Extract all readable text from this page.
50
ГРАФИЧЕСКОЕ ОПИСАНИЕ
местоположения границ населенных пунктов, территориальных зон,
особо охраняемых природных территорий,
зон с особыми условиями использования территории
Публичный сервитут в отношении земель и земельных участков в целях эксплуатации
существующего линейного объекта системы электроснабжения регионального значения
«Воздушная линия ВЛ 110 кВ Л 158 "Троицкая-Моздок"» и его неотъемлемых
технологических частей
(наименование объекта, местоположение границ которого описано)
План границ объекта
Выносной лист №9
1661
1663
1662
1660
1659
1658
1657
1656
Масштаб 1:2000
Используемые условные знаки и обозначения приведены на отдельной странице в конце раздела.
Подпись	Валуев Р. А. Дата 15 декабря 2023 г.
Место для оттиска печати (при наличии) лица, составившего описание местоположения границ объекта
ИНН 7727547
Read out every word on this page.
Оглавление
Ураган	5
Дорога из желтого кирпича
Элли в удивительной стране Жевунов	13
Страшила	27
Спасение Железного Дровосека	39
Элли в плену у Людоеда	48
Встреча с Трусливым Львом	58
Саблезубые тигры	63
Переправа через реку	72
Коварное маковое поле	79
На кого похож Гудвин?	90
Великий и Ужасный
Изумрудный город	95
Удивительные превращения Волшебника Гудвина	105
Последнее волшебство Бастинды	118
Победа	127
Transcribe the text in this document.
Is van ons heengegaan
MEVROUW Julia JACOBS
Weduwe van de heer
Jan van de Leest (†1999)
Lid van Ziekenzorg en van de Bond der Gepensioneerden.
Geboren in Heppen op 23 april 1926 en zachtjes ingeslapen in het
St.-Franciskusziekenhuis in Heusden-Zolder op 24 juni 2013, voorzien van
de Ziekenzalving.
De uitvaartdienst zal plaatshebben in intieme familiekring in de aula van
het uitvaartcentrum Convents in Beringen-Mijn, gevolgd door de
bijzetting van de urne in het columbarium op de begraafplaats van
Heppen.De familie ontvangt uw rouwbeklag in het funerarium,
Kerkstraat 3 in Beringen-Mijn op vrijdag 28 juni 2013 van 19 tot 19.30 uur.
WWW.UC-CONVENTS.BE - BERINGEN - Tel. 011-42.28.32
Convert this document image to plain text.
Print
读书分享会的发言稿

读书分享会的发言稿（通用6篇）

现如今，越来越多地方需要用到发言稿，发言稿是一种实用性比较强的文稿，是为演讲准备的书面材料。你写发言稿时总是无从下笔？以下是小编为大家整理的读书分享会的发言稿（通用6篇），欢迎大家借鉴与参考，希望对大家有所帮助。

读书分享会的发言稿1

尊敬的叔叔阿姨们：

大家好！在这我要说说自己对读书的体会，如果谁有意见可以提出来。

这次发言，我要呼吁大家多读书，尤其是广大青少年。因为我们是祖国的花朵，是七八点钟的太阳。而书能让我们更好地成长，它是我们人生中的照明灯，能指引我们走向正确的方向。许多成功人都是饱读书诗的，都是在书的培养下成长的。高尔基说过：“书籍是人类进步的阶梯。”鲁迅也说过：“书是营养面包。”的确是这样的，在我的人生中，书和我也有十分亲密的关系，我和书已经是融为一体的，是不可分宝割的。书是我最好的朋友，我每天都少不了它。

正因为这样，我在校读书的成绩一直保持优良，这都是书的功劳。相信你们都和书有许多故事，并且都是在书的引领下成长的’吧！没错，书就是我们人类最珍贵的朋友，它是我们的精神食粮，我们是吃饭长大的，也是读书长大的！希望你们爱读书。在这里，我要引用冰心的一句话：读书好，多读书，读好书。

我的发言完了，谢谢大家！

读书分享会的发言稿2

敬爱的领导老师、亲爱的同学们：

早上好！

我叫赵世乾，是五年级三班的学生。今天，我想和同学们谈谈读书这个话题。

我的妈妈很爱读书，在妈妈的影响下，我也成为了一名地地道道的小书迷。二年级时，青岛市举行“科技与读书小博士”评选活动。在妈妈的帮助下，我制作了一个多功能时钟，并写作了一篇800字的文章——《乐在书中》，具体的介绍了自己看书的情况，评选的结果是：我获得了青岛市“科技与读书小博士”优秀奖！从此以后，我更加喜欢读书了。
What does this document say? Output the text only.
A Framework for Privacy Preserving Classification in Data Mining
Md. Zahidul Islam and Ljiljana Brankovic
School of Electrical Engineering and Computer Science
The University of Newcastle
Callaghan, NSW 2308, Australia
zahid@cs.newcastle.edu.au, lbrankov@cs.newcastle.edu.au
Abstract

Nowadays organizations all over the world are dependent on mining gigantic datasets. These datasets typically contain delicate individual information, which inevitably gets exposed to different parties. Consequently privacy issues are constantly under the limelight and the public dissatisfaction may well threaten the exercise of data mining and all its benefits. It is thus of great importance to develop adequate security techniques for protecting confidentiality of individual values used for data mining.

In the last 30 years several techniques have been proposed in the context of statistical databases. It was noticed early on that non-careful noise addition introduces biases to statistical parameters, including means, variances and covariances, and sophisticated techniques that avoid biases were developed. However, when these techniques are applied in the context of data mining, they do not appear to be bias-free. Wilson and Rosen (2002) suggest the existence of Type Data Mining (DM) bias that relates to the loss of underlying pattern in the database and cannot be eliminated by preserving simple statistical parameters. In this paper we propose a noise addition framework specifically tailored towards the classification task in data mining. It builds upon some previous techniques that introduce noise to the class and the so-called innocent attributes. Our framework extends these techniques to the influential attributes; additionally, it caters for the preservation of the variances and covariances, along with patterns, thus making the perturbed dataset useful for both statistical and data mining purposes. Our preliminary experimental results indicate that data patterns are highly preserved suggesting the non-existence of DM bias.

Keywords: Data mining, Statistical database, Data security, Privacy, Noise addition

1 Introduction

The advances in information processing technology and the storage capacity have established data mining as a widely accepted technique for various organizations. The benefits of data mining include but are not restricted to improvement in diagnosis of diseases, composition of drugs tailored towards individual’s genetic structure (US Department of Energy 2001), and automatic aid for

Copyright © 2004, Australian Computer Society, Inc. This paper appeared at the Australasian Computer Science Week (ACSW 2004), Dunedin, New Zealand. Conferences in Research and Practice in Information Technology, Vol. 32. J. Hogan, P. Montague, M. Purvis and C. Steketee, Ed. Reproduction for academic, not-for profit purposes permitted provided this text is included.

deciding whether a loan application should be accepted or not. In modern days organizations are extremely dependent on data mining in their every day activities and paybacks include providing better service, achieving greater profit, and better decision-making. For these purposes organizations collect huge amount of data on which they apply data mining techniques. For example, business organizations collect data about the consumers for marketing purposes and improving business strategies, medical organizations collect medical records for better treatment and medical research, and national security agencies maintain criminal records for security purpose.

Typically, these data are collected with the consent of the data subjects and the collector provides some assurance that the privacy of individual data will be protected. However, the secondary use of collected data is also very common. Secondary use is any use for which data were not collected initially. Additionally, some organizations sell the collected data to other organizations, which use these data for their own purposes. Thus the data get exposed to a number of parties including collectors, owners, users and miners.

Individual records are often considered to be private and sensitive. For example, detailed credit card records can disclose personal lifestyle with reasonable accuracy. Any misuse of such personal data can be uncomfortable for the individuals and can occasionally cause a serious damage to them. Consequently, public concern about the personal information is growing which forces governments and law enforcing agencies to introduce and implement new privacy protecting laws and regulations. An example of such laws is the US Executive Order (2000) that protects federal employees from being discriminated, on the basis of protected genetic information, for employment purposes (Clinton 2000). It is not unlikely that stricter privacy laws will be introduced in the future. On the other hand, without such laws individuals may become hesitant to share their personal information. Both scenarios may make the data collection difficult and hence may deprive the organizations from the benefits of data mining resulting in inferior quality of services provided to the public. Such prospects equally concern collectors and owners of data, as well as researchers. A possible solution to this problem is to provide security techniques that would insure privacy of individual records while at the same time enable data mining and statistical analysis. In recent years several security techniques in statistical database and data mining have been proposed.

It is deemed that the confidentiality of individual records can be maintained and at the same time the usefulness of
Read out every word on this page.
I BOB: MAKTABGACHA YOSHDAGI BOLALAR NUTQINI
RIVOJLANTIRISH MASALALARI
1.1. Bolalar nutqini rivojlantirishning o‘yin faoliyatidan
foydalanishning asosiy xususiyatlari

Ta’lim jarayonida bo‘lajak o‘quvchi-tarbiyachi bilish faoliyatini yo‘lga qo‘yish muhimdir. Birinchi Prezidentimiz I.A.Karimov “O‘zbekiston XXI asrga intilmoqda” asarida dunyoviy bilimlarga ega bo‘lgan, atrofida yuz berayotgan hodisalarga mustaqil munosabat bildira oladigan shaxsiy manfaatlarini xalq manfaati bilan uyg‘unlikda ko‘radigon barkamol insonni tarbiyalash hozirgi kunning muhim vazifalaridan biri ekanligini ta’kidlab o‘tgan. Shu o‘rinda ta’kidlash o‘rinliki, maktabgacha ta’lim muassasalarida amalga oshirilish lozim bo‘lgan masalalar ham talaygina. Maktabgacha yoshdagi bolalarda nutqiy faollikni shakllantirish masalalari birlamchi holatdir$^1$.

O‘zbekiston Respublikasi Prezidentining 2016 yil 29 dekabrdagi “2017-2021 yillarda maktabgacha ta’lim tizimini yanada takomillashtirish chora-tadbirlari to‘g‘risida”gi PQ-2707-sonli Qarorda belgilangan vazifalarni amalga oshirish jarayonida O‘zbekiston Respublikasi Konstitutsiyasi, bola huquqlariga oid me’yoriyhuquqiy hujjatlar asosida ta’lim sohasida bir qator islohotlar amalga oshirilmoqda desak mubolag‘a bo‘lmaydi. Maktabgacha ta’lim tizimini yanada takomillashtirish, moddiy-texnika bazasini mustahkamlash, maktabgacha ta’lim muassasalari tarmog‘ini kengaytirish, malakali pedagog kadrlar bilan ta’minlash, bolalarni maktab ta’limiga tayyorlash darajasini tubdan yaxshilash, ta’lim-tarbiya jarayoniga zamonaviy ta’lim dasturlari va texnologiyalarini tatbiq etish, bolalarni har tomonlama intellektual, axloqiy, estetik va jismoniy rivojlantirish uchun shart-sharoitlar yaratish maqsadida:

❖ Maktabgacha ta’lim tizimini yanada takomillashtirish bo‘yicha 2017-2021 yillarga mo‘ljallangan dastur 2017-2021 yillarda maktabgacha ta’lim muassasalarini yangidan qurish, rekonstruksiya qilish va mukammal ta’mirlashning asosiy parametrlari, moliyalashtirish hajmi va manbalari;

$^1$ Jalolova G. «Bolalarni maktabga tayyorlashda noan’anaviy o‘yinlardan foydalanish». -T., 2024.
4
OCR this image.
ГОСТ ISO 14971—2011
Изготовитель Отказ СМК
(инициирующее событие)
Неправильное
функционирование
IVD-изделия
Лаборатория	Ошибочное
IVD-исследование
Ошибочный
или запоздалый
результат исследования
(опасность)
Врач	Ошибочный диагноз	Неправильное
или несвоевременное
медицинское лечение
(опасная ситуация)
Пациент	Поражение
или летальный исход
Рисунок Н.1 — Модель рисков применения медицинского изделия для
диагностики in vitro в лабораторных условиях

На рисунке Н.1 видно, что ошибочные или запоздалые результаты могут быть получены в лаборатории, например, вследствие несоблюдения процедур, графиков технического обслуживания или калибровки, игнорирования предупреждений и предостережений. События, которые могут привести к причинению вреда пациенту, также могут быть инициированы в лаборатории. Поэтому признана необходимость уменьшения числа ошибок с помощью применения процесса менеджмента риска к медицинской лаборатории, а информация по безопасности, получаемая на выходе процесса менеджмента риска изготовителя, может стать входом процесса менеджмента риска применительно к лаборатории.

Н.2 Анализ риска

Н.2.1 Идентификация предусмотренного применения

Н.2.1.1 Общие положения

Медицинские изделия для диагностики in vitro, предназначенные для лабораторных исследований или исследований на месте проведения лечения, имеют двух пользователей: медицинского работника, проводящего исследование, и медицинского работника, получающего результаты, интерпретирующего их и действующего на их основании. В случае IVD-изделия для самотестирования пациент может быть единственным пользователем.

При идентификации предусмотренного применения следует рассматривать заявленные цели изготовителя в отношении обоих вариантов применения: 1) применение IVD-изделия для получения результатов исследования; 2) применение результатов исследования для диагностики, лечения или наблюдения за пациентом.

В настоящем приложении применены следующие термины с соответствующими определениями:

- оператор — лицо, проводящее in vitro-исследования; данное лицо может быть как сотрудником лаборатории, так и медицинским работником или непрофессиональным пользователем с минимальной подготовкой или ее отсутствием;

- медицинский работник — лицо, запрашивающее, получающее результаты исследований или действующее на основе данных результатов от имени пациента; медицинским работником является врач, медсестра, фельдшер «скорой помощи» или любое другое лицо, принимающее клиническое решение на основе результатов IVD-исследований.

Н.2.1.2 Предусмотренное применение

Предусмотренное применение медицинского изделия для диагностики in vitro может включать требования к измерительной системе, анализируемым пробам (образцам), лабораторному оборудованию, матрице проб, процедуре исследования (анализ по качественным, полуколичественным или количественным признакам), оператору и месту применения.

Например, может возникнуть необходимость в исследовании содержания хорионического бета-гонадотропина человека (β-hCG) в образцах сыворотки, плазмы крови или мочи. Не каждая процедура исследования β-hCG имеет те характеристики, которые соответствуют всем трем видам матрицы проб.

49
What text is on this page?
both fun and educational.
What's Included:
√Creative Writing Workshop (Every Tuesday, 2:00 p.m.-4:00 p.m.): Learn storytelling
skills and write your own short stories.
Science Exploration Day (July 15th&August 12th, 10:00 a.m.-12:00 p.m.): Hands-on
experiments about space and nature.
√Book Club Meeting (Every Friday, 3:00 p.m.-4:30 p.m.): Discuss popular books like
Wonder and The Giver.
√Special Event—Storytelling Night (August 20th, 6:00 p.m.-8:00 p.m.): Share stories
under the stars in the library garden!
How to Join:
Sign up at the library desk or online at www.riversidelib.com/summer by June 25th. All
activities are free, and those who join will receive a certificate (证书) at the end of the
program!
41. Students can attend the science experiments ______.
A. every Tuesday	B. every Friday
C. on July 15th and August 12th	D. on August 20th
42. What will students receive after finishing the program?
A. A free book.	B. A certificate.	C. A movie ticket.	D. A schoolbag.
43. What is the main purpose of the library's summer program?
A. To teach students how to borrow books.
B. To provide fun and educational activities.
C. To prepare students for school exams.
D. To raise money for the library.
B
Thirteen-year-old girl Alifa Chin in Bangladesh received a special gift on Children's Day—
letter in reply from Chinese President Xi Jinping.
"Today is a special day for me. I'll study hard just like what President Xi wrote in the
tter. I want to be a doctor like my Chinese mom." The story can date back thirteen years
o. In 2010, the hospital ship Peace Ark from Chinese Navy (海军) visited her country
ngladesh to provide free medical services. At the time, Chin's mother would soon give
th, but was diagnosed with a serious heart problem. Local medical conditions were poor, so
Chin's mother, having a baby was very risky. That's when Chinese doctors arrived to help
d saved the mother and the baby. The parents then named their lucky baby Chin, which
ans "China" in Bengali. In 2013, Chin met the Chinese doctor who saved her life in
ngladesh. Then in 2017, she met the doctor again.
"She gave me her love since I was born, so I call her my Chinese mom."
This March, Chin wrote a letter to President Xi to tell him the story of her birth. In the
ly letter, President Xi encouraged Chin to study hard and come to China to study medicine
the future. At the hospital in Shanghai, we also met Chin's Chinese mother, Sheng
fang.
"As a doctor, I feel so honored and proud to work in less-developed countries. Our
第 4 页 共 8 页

##########

DIRECTIVE:
For the entries above, count the lines that contain the string "местоположения", and state that number without further comment.

COMPLETED TASK:
2